>> Start INPUT RECORDS

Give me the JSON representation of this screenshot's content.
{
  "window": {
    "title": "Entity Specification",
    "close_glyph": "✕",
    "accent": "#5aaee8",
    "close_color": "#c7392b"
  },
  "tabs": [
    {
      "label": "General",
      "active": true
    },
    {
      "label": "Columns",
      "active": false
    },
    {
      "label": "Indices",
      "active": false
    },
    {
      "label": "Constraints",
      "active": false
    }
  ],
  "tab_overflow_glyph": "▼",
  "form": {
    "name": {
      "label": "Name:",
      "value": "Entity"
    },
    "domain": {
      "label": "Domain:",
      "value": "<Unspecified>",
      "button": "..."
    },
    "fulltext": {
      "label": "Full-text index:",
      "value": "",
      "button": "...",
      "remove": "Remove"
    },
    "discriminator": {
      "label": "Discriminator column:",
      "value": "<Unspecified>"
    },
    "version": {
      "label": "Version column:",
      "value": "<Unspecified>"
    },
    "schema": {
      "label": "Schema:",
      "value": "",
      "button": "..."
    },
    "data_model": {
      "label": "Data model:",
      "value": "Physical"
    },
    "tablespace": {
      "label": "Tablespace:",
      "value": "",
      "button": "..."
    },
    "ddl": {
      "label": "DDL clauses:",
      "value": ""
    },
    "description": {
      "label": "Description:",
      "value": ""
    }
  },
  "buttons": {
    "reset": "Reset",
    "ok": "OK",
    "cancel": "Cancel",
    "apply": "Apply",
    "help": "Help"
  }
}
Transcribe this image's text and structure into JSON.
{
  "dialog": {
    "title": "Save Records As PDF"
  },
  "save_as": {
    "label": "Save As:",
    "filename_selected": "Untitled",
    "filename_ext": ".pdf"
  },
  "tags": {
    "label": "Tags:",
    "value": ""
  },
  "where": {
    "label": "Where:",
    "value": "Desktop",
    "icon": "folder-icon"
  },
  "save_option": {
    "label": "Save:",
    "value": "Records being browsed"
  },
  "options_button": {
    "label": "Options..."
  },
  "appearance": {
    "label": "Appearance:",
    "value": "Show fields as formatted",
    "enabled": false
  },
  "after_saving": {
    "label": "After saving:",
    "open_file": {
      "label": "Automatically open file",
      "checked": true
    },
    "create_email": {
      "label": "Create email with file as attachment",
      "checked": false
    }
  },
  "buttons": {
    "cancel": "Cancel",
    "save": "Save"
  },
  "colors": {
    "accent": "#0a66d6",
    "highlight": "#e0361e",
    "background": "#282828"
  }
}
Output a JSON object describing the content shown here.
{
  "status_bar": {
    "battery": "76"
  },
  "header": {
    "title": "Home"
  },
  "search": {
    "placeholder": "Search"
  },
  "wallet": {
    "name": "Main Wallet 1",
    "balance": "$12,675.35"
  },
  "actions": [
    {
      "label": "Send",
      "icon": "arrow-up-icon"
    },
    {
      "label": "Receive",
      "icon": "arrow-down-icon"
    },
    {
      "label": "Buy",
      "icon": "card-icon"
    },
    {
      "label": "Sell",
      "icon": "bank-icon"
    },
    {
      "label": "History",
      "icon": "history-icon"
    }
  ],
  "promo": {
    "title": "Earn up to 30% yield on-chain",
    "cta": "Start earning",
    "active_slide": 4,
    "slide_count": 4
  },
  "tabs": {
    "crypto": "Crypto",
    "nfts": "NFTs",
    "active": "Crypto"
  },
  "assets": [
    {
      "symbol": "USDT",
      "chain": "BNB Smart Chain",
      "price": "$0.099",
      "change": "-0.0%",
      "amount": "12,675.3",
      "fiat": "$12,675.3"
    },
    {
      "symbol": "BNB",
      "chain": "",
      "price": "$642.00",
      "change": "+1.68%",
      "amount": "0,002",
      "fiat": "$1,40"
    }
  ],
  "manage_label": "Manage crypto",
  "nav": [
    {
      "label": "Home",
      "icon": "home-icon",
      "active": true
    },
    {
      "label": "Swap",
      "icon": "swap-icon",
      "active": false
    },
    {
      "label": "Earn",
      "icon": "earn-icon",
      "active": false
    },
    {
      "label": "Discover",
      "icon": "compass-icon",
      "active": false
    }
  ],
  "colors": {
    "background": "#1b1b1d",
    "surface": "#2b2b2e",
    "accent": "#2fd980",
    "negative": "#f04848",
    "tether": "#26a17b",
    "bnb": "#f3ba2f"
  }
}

>> End INPUT RECORDS

▶ _OBJECTIVE_
Your task is to return the full listing exactly as it was given.

▶ _RESPONSE TO THE TASK_
Give me the JSON representation of this screenshot's content.
{
  "window": {
    "title": "Entity Specification",
    "close_glyph": "✕",
    "accent": "#5aaee8",
    "close_color": "#c7392b"
  },
  "tabs": [
    {
      "label": "General",
      "active": true
    },
    {
      "label": "Columns",
      "active": false
    },
    {
      "label": "Indices",
      "active": false
    },
    {
      "label": "Constraints",
      "active": false
    }
  ],
  "tab_overflow_glyph": "▼",
  "form": {
    "name": {
      "label": "Name:",
      "value": "Entity"
    },
    "domain": {
      "label": "Domain:",
      "value": "<Unspecified>",
      "button": "..."
    },
    "fulltext": {
      "label": "Full-text index:",
      "value": "",
      "button": "...",
      "remove": "Remove"
    },
    "discriminator": {
      "label": "Discriminator column:",
      "value": "<Unspecified>"
    },
    "version": {
      "label": "Version column:",
      "value": "<Unspecified>"
    },
    "schema": {
      "label": "Schema:",
      "value": "",
      "button": "..."
    },
    "data_model": {
      "label": "Data model:",
      "value": "Physical"
    },
    "tablespace": {
      "label": "Tablespace:",
      "value": "",
      "button": "..."
    },
    "ddl": {
      "label": "DDL clauses:",
      "value": ""
    },
    "description": {
      "label": "Description:",
      "value": ""
    }
  },
  "buttons": {
    "reset": "Reset",
    "ok": "OK",
    "cancel": "Cancel",
    "apply": "Apply",
    "help": "Help"
  }
}
Transcribe this image's text and structure into JSON.
{
  "dialog": {
    "title": "Save Records As PDF"
  },
  "save_as": {
    "label": "Save As:",
    "filename_selected": "Untitled",
    "filename_ext": ".pdf"
  },
  "tags": {
    "label": "Tags:",
    "value": ""
  },
  "where": {
    "label": "Where:",
    "value": "Desktop",
    "icon": "folder-icon"
  },
  "save_option": {
    "label": "Save:",
    "value": "Records being browsed"
  },
  "options_button": {
    "label": "Options..."
  },
  "appearance": {
    "label": "Appearance:",
    "value": "Show fields as formatted",
    "enabled": false
  },
  "after_saving": {
    "label": "After saving:",
    "open_file": {
      "label": "Automatically open file",
      "checked": true
    },
    "create_email": {
      "label": "Create email with file as attachment",
      "checked": false
    }
  },
  "buttons": {
    "cancel": "Cancel",
    "save": "Save"
  },
  "colors": {
    "accent": "#0a66d6",
    "highlight": "#e0361e",
    "background": "#282828"
  }
}
Output a JSON object describing the content shown here.
{
  "status_bar": {
    "battery": "76"
  },
  "header": {
    "title": "Home"
  },
  "search": {
    "placeholder": "Search"
  },
  "wallet": {
    "name": "Main Wallet 1",
    "balance": "$12,675.35"
  },
  "actions": [
    {
      "label": "Send",
      "icon": "arrow-up-icon"
    },
    {
      "label": "Receive",
      "icon": "arrow-down-icon"
    },
    {
      "label": "Buy",
      "icon": "card-icon"
    },
    {
      "label": "Sell",
      "icon": "bank-icon"
    },
    {
      "label": "History",
      "icon": "history-icon"
    }
  ],
  "promo": {
    "title": "Earn up to 30% yield on-chain",
    "cta": "Start earning",
    "active_slide": 4,
    "slide_count": 4
  },
  "tabs": {
    "crypto": "Crypto",
    "nfts": "NFTs",
    "active": "Crypto"
  },
  "assets": [
    {
      "symbol": "USDT",
      "chain": "BNB Smart Chain",
      "price": "$0.099",
      "change": "-0.0%",
      "amount": "12,675.3",
      "fiat": "$12,675.3"
    },
    {
      "symbol": "BNB",
      "chain": "",
      "price": "$642.00",
      "change": "+1.68%",
      "amount": "0,002",
      "fiat": "$1,40"
    }
  ],
  "manage_label": "Manage crypto",
  "nav": [
    {
      "label": "Home",
      "icon": "home-icon",
      "active": true
    },
    {
      "label": "Swap",
      "icon": "swap-icon",
      "active": false
    },
    {
      "label": "Earn",
      "icon": "earn-icon",
      "active": false
    },
    {
      "label": "Discover",
      "icon": "compass-icon",
      "active": false
    }
  ],
  "colors": {
    "background": "#1b1b1d",
    "surface": "#2b2b2e",
    "accent": "#2fd980",
    "negative": "#f04848",
    "tether": "#26a17b",
    "bnb": "#f3ba2f"
  }
}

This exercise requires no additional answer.